──────── Text shown ────────
I write this sitting in my backyard on a warm breezy fall afternoon. The setting is ideal. My demeanour calm and collected. I pride myself on how well I can hide the inner turmoil at times. I’m reluctant to admit how difficult the last few months have been and how the culminating eruption took me out.
The pandemic has triggered intense fear and panic in me. Even though in my day-to-day life I am safe and healthy, the looming uncertainty has made me hyper-vigilant. Going to the grocery store is no longer a simple errand but a running checklist of safety: don’t touch your face, dodge anyone getting too close, be alert of exposed noses peaking out of masks, sanitize multiple times, wipe down all surfaces and handles and pray that this wasn’t the trip that you’ll regret making. (My goodness I wish I could approach simple tasks with reasonable caution.)
Throughout the pandemic I’ve experienced shock similar to what you would experience if you were in a car crash. With little warning my body goes into a painful internal panic. When this happens there is not much I can do to talk myself out of the experience. My ‘thinking brain’ is paused while my ‘fight or flight brain’ sorts out the threat. (All this happens inside of me despite the fact my present situation is fairly safe).
The embarrassment came when I was surrounded by a small group of individuals during a training session. Externally, my appearance professional, my facial expressions hidden by a mask. Internally, I was managing waves of panic. A walk with a friend during a break would surely settle the monsoon. Unfortunately it only paused it for a short time. Red lights flashed all around me. I decided to forfeit the embarrassment and, with permission, I left the training before the eruption.
The panic erupted, and along with it came shame. There was no hiding that I was not okay. I felt weak and vulnerable and had to settle my fate – a sense of safety, recovery and healing first. I will return. I am not the sum of my anxiety. I am healing.
──────── Dataset content ────────
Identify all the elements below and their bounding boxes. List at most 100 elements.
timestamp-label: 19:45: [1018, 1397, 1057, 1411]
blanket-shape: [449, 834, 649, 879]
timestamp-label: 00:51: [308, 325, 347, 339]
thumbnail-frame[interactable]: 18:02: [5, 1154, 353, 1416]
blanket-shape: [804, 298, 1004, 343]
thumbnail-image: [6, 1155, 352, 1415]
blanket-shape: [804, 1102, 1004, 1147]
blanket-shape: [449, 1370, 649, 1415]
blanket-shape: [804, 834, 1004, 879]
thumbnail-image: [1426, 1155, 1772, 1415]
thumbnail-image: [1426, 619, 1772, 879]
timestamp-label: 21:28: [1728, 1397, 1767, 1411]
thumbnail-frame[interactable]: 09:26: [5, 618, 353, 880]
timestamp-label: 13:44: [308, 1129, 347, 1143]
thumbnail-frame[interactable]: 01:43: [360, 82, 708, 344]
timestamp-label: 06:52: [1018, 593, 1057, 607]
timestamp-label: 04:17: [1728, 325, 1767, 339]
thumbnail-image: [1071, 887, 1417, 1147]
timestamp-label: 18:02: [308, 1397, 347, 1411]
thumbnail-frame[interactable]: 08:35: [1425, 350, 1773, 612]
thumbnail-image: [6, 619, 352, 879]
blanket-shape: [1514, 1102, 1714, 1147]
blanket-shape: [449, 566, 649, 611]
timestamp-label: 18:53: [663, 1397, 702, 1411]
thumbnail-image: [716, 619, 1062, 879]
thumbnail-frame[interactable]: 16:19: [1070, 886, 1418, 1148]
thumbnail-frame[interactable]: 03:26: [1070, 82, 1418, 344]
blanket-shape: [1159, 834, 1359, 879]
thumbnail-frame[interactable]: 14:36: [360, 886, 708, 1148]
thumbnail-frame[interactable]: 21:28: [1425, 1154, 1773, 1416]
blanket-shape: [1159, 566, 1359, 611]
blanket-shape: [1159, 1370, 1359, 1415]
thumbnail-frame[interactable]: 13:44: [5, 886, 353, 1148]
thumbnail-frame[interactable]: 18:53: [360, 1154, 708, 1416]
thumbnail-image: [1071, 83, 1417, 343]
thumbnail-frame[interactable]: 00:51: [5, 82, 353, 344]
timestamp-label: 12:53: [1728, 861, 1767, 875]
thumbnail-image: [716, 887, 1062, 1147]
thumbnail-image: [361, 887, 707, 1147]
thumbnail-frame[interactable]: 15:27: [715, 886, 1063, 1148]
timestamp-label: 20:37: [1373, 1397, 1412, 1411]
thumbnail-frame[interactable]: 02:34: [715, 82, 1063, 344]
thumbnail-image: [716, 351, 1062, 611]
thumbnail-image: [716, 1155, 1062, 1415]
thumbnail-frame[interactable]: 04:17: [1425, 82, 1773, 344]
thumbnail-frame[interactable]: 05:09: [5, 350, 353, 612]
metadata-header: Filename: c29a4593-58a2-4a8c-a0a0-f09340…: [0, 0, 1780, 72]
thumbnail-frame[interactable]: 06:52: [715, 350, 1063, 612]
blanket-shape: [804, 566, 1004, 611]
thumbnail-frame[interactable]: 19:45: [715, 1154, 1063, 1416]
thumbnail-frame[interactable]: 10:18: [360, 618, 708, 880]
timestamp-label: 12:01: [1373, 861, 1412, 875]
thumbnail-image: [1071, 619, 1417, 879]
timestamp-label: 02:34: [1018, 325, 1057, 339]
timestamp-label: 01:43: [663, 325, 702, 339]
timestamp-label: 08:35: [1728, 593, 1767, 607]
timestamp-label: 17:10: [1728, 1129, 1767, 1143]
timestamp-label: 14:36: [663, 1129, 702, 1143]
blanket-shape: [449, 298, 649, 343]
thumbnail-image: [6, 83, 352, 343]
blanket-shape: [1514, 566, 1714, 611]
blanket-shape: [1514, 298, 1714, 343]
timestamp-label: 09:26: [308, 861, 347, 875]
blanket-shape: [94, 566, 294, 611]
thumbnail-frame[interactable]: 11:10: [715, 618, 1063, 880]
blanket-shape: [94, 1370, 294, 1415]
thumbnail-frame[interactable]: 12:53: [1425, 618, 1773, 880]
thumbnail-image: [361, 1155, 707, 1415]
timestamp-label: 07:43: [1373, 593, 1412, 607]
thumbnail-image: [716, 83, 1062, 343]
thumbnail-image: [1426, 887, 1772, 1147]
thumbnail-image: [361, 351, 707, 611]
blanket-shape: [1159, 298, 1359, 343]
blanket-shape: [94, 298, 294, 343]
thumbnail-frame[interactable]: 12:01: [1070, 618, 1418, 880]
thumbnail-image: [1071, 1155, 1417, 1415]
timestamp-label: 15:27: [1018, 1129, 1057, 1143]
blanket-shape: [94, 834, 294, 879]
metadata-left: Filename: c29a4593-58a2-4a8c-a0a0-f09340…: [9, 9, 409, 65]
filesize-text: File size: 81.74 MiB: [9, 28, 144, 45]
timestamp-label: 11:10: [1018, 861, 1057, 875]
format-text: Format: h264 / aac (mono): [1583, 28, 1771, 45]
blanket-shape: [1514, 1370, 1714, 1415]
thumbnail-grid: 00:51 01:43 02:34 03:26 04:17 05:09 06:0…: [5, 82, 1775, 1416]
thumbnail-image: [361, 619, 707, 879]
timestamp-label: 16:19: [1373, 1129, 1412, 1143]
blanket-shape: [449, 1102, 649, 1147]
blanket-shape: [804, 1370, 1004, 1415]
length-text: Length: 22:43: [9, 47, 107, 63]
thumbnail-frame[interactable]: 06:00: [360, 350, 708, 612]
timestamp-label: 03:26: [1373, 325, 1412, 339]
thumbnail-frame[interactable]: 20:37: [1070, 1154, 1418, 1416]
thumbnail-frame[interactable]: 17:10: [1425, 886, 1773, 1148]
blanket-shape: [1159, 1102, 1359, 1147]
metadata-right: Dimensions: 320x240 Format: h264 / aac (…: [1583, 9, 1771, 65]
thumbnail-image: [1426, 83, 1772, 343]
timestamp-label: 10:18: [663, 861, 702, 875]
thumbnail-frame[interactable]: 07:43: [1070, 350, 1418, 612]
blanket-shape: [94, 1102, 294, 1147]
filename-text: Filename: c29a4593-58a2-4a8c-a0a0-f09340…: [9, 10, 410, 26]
────────
→ Assigned task 1
According to the essay on pandemic anxiety, why can't the writer talk themselves out of a panic once it starts? Answer in one to three sentences.
→ Assigned task 2
Answer these questions about the essay on pandemic anxiety:
(a) Where is the writer sitting while writing it?
(b) During the training session, what did the writer expect would settle the panic?
(c) After the panic erupted, what did the writer decide to put first?

→ Solution 1
When the panic hits, the writer's "thinking brain" is paused while the "fight or flight brain" sorts out the threat. With the thinking part on hold, reasoning their way out doesn't work.

→ Solution 2
(a) In the backyard, on a warm, breezy fall afternoon.
(b) A walk with a friend during a break.
(c) A sense of safety, recovery and healing.